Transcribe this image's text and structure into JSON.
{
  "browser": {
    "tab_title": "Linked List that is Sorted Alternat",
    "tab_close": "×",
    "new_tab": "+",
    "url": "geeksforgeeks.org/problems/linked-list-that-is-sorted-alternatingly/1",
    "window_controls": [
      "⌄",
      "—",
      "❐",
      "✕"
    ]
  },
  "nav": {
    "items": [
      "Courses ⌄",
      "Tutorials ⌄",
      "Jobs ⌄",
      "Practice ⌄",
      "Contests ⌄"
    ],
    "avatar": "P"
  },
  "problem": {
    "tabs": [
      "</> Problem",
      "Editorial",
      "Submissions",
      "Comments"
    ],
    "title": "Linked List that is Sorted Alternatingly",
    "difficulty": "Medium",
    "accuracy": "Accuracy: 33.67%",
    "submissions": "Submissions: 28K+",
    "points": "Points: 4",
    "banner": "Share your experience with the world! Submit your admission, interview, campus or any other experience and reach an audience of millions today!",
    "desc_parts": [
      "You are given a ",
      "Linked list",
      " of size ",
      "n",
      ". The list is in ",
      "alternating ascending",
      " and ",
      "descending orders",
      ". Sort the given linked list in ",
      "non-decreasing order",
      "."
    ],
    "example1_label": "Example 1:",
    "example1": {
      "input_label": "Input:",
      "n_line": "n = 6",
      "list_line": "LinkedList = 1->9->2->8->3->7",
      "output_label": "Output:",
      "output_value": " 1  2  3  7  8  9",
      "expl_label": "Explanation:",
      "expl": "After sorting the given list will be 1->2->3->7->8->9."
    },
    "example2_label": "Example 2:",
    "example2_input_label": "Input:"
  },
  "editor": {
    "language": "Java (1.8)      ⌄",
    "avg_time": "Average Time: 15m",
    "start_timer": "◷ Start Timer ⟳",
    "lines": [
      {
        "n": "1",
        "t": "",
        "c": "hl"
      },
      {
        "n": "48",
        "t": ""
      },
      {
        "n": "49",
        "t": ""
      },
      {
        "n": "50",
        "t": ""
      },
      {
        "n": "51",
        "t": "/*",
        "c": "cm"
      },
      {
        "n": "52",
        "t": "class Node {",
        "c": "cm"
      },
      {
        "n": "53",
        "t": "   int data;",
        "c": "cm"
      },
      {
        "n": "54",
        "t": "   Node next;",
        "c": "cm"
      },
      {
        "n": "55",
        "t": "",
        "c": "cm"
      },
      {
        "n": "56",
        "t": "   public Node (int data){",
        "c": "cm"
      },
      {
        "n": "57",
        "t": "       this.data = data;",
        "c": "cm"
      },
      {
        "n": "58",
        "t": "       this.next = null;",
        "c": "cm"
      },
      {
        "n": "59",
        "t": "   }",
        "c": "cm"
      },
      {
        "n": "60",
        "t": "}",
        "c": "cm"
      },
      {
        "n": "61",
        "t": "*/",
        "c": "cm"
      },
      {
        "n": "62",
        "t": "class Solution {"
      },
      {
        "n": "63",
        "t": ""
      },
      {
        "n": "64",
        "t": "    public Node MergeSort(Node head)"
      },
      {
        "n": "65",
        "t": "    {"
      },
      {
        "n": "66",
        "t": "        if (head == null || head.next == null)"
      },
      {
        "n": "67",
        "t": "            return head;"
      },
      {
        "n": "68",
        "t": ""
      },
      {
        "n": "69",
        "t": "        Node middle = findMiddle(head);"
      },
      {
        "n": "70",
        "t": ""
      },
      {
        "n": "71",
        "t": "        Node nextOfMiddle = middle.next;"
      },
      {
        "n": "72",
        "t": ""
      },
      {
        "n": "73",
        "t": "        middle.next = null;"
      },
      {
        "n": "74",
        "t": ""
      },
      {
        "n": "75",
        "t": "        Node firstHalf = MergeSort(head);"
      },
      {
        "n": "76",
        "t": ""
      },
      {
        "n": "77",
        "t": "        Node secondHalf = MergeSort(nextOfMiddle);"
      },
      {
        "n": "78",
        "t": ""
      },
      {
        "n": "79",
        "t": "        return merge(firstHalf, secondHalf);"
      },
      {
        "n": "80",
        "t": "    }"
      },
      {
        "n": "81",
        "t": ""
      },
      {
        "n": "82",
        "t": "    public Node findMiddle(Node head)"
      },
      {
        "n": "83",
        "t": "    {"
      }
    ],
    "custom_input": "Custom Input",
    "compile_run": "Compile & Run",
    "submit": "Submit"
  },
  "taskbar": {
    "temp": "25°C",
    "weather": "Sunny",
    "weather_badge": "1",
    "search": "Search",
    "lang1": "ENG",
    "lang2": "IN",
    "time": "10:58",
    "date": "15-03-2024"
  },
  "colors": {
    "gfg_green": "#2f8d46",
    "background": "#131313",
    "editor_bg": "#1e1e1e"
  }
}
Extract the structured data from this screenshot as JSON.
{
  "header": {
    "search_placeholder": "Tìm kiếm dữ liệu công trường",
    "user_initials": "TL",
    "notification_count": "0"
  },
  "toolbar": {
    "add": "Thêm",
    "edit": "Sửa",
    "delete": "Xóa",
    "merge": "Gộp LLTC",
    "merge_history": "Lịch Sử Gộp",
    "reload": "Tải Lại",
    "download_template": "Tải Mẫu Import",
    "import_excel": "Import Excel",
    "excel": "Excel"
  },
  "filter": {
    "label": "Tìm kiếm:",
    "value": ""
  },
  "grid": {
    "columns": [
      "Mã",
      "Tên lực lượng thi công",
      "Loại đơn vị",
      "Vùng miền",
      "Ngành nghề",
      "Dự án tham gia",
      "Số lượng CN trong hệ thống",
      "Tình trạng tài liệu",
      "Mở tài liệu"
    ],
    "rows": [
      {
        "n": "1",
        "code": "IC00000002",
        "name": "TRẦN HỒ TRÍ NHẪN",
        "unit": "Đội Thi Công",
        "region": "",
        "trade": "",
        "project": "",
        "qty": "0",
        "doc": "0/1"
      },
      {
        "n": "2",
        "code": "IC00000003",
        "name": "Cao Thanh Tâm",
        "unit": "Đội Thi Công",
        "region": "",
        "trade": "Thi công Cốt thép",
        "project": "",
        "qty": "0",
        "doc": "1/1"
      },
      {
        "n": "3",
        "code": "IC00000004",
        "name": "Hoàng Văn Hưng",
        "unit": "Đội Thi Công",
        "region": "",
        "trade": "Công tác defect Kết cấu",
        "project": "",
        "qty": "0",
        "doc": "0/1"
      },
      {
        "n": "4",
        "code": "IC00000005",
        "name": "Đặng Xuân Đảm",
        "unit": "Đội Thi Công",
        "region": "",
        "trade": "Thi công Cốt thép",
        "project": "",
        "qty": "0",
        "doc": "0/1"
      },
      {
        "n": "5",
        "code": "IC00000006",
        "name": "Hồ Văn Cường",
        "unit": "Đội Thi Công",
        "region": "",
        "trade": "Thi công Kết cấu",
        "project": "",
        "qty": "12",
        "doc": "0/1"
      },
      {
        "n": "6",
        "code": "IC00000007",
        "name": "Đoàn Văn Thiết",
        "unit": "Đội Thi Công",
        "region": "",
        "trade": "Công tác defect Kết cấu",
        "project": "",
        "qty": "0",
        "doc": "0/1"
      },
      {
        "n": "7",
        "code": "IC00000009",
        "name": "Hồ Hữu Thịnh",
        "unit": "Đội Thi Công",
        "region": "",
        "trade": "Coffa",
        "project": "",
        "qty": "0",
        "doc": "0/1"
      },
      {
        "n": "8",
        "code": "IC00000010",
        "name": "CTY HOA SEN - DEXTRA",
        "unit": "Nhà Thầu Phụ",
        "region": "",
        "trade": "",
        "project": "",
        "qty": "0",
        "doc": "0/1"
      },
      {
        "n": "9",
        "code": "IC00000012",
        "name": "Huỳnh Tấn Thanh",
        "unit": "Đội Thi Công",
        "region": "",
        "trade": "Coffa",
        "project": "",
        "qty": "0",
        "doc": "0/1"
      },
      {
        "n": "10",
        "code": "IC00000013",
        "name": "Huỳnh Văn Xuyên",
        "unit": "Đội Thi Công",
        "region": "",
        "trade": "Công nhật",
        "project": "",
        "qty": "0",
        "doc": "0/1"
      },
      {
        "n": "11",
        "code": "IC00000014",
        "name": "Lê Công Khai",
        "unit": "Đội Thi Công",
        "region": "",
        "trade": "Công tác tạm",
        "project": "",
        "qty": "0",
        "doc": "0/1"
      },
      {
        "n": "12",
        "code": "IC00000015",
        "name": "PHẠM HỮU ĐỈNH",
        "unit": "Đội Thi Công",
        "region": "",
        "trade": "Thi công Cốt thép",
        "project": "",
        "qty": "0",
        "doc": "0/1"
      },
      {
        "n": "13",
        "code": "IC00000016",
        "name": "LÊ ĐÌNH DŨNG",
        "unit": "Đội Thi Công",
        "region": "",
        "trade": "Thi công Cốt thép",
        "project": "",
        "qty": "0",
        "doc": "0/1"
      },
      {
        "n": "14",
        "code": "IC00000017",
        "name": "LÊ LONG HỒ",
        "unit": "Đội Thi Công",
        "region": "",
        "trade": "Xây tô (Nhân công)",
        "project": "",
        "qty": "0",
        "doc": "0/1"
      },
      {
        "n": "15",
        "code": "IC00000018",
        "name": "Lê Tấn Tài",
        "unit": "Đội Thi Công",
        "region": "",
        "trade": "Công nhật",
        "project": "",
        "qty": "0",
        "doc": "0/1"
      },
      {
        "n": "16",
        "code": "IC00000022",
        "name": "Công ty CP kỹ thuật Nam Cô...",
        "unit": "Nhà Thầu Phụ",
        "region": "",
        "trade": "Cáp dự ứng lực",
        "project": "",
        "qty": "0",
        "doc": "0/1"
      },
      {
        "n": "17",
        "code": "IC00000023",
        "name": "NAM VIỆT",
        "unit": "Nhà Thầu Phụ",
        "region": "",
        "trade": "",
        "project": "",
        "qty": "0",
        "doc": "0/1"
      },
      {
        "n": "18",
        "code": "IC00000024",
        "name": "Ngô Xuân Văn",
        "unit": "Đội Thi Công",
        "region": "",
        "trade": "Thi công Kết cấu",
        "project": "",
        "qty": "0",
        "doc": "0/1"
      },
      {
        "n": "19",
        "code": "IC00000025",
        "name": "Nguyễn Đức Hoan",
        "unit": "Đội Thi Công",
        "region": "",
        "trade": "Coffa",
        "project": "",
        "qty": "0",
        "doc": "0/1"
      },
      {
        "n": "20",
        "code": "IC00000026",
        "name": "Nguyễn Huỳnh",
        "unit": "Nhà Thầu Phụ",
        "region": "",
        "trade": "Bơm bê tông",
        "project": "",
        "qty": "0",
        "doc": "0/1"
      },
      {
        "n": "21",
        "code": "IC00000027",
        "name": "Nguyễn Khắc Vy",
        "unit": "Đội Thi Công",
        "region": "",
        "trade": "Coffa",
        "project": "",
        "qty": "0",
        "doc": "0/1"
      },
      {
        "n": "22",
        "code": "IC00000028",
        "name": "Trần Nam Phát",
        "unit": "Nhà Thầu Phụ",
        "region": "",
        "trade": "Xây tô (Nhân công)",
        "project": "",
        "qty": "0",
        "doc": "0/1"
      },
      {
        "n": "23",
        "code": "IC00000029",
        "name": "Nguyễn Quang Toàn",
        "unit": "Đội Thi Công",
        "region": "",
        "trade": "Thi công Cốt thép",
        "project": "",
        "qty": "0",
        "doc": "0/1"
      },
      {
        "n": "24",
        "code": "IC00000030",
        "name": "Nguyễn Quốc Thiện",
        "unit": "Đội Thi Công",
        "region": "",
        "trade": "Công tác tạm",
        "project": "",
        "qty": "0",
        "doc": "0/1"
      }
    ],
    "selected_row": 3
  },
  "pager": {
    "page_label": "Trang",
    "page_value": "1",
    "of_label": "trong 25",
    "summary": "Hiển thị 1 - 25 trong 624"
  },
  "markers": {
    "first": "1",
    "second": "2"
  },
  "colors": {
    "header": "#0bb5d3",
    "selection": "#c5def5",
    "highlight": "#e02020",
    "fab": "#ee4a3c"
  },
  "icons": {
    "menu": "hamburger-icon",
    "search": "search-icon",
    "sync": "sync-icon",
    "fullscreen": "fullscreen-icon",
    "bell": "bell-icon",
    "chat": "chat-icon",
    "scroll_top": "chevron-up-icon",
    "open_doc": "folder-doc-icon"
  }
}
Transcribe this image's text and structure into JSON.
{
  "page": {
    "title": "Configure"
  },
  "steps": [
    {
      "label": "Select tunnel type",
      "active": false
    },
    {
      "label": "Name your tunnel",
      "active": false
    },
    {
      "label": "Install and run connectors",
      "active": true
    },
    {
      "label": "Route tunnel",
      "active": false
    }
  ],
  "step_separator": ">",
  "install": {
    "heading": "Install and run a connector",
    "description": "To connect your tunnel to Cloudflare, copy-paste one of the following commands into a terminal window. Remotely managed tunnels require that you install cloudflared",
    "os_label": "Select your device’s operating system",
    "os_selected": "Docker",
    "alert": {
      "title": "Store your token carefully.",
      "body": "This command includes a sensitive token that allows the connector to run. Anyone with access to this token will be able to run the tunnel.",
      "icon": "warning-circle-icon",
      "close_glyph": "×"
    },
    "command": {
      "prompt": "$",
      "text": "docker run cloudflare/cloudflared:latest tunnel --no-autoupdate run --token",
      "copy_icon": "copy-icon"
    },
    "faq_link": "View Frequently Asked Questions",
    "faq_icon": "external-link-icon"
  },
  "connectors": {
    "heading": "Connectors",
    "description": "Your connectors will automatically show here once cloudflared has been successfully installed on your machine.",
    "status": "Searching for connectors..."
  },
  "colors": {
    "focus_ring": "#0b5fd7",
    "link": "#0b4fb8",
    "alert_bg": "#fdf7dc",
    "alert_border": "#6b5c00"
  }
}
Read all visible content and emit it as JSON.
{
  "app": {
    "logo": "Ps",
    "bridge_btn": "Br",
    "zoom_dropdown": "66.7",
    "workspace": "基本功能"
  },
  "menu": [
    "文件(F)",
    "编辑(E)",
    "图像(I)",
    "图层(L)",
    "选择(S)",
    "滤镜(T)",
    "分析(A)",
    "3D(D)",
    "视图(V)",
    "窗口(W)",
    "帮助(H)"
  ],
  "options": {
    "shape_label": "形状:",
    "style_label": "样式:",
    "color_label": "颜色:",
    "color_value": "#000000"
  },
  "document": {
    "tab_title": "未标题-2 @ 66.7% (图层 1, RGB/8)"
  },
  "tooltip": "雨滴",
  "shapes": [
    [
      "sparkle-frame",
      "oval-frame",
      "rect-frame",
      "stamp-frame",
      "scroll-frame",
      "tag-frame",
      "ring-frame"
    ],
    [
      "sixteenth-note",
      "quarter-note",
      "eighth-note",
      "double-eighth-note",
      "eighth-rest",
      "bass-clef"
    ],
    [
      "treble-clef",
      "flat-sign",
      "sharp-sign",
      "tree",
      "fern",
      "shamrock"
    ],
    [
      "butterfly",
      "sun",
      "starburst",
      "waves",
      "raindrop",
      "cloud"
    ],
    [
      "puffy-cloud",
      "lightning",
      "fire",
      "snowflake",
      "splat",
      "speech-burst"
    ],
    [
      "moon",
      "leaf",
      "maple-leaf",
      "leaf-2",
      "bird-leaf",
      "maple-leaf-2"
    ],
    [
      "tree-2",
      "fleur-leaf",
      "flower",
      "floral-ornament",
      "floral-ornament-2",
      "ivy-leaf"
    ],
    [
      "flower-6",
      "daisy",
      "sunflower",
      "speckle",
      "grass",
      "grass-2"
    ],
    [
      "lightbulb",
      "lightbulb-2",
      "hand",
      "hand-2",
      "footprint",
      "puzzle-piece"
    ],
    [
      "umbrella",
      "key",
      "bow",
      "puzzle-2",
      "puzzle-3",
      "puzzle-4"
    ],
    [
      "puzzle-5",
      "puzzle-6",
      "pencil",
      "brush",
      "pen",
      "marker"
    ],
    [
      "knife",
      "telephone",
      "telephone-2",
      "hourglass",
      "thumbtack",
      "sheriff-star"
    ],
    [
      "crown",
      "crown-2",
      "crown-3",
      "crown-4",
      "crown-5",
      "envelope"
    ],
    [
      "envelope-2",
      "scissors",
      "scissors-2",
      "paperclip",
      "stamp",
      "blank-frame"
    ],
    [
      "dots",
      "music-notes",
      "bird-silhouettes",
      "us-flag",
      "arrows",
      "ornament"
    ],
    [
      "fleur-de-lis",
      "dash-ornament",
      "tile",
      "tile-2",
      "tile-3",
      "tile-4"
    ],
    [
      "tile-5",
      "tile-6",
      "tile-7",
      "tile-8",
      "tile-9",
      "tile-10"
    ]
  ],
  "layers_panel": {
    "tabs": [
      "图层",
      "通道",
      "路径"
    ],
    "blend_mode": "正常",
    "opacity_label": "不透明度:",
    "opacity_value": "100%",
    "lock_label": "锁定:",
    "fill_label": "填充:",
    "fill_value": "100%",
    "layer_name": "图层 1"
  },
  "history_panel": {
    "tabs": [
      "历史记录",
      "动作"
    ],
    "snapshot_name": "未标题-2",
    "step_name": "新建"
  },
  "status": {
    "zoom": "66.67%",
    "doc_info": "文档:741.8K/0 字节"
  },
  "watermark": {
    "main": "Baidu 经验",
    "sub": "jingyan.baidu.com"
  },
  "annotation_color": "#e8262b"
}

• GIVEN PROBLEM:
Take every line from the data above that holds "Huỳnh" and copy it out.

• COMPLETE RESPONSE:
        "name": "Huỳnh Tấn Thanh",
        "name": "Huỳnh Văn Xuyên",
        "name": "Nguyễn Huỳnh",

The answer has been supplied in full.